start SUPPLIED INFORMATION

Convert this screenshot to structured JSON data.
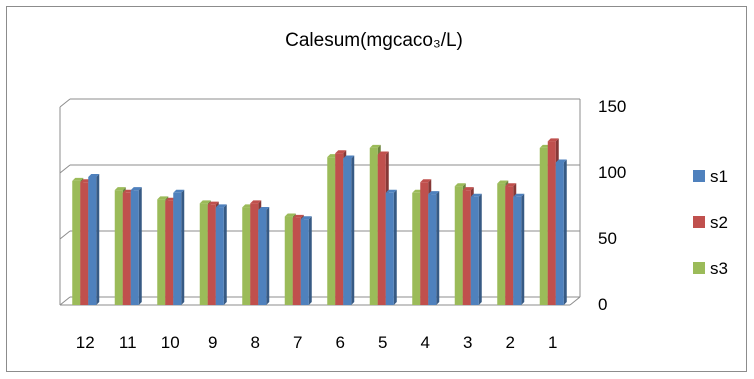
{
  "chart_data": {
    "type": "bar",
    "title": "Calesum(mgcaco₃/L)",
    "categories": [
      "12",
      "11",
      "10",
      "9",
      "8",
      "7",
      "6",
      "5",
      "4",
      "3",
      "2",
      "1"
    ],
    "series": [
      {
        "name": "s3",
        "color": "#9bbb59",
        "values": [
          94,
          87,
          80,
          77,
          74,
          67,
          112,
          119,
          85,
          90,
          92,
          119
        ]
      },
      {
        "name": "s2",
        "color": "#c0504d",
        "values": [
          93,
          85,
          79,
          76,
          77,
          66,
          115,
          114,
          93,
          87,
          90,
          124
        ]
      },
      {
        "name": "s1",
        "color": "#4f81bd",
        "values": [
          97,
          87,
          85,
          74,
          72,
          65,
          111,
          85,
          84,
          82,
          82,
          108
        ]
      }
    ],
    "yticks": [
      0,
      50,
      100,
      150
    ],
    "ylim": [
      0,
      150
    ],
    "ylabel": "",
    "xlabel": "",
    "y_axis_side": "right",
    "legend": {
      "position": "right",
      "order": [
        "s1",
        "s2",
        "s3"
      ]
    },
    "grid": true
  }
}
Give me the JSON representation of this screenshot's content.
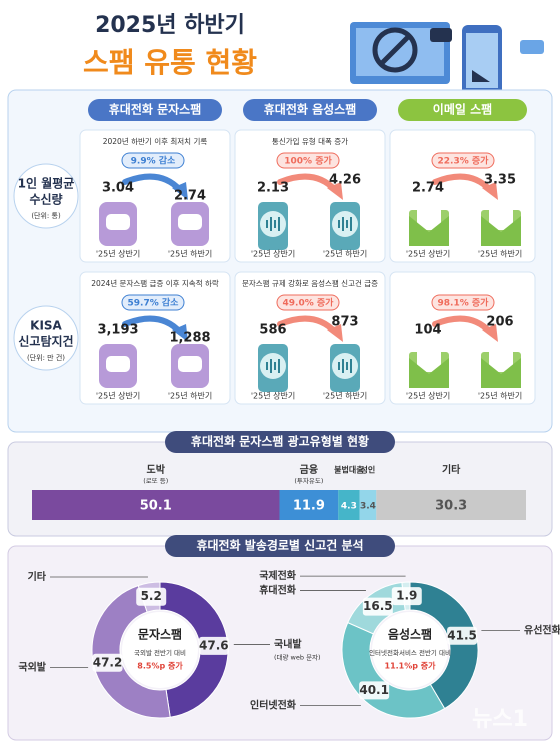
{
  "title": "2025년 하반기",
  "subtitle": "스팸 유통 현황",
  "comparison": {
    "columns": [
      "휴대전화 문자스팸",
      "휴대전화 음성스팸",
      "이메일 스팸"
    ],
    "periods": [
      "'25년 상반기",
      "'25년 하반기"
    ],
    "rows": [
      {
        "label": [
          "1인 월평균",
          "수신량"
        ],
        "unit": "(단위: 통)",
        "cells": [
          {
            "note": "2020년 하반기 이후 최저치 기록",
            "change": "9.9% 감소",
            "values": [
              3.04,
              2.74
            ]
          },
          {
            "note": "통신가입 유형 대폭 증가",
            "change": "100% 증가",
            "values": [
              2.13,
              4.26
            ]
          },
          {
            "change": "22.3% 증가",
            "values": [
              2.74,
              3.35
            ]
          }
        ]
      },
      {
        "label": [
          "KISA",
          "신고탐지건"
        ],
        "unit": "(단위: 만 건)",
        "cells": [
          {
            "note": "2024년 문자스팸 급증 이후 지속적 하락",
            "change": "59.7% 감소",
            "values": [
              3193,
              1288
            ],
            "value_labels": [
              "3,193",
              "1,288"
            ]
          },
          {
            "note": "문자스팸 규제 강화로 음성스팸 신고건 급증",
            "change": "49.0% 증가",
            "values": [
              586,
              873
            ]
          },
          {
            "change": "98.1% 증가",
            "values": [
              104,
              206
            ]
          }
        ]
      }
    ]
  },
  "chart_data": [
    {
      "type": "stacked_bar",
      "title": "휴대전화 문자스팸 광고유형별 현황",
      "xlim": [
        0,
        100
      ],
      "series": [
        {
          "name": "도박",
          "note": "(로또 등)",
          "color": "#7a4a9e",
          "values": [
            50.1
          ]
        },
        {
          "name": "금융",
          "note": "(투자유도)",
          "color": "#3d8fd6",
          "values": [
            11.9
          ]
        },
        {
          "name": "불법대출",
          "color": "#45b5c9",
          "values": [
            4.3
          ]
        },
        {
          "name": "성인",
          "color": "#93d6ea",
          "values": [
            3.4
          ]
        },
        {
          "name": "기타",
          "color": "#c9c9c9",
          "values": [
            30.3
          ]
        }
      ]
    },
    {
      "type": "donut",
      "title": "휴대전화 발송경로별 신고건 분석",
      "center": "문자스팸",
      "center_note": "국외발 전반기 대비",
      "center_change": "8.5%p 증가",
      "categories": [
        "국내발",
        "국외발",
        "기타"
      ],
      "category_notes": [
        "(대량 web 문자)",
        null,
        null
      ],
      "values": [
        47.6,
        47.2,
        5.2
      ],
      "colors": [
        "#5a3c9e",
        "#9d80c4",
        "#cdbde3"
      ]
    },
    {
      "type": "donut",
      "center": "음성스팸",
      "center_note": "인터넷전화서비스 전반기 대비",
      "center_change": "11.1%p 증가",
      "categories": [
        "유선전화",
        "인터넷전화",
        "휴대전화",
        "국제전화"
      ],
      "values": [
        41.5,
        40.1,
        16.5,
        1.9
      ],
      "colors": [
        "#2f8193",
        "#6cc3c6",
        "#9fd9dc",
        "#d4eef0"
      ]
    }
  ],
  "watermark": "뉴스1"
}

end SUPPLIED INFORMATION

Without the pictures, extract every entry verbatim.

FINISHED EXERCISE –
Convert this screenshot to structured JSON data.
{
  "chart_data": {
    "type": "bar",
    "title": "Calesum(mgcaco₃/L)",
    "categories": [
      "12",
      "11",
      "10",
      "9",
      "8",
      "7",
      "6",
      "5",
      "4",
      "3",
      "2",
      "1"
    ],
    "series": [
      {
        "name": "s3",
        "color": "#9bbb59",
        "values": [
          94,
          87,
          80,
          77,
          74,
          67,
          112,
          119,
          85,
          90,
          92,
          119
        ]
      },
      {
        "name": "s2",
        "color": "#c0504d",
        "values": [
          93,
          85,
          79,
          76,
          77,
          66,
          115,
          114,
          93,
          87,
          90,
          124
        ]
      },
      {
        "name": "s1",
        "color": "#4f81bd",
        "values": [
          97,
          87,
          85,
          74,
          72,
          65,
          111,
          85,
          84,
          82,
          82,
          108
        ]
      }
    ],
    "yticks": [
      0,
      50,
      100,
      150
    ],
    "ylim": [
      0,
      150
    ],
    "ylabel": "",
    "xlabel": "",
    "y_axis_side": "right",
    "legend": {
      "position": "right",
      "order": [
        "s1",
        "s2",
        "s3"
      ]
    },
    "grid": true
  }
}
Give me the JSON representation of this screenshot's content.
{
  "title": "2025년 하반기",
  "subtitle": "스팸 유통 현황",
  "comparison": {
    "columns": [
      "휴대전화 문자스팸",
      "휴대전화 음성스팸",
      "이메일 스팸"
    ],
    "periods": [
      "'25년 상반기",
      "'25년 하반기"
    ],
    "rows": [
      {
        "label": [
          "1인 월평균",
          "수신량"
        ],
        "unit": "(단위: 통)",
        "cells": [
          {
            "note": "2020년 하반기 이후 최저치 기록",
            "change": "9.9% 감소",
            "values": [
              3.04,
              2.74
            ]
          },
          {
            "note": "통신가입 유형 대폭 증가",
            "change": "100% 증가",
            "values": [
              2.13,
              4.26
            ]
          },
          {
            "change": "22.3% 증가",
            "values": [
              2.74,
              3.35
            ]
          }
        ]
      },
      {
        "label": [
          "KISA",
          "신고탐지건"
        ],
        "unit": "(단위: 만 건)",
        "cells": [
          {
            "note": "2024년 문자스팸 급증 이후 지속적 하락",
            "change": "59.7% 감소",
            "values": [
              3193,
              1288
            ],
            "value_labels": [
              "3,193",
              "1,288"
            ]
          },
          {
            "note": "문자스팸 규제 강화로 음성스팸 신고건 급증",
            "change": "49.0% 증가",
            "values": [
              586,
              873
            ]
          },
          {
            "change": "98.1% 증가",
            "values": [
              104,
              206
            ]
          }
        ]
      }
    ]
  },
  "chart_data": [
    {
      "type": "stacked_bar",
      "title": "휴대전화 문자스팸 광고유형별 현황",
      "xlim": [
        0,
        100
      ],
      "series": [
        {
          "name": "도박",
          "note": "(로또 등)",
          "color": "#7a4a9e",
          "values": [
            50.1
          ]
        },
        {
          "name": "금융",
          "note": "(투자유도)",
          "color": "#3d8fd6",
          "values": [
            11.9
          ]
        },
        {
          "name": "불법대출",
          "color": "#45b5c9",
          "values": [
            4.3
          ]
        },
        {
          "name": "성인",
          "color": "#93d6ea",
          "values": [
            3.4
          ]
        },
        {
          "name": "기타",
          "color": "#c9c9c9",
          "values": [
            30.3
          ]
        }
      ]
    },
    {
      "type": "donut",
      "title": "휴대전화 발송경로별 신고건 분석",
      "center": "문자스팸",
      "center_note": "국외발 전반기 대비",
      "center_change": "8.5%p 증가",
      "categories": [
        "국내발",
        "국외발",
        "기타"
      ],
      "category_notes": [
        "(대량 web 문자)",
        null,
        null
      ],
      "values": [
        47.6,
        47.2,
        5.2
      ],
      "colors": [
        "#5a3c9e",
        "#9d80c4",
        "#cdbde3"
      ]
    },
    {
      "type": "donut",
      "center": "음성스팸",
      "center_note": "인터넷전화서비스 전반기 대비",
      "center_change": "11.1%p 증가",
      "categories": [
        "유선전화",
        "인터넷전화",
        "휴대전화",
        "국제전화"
      ],
      "values": [
        41.5,
        40.1,
        16.5,
        1.9
      ],
      "colors": [
        "#2f8193",
        "#6cc3c6",
        "#9fd9dc",
        "#d4eef0"
      ]
    }
  ],
  "watermark": "뉴스1"
}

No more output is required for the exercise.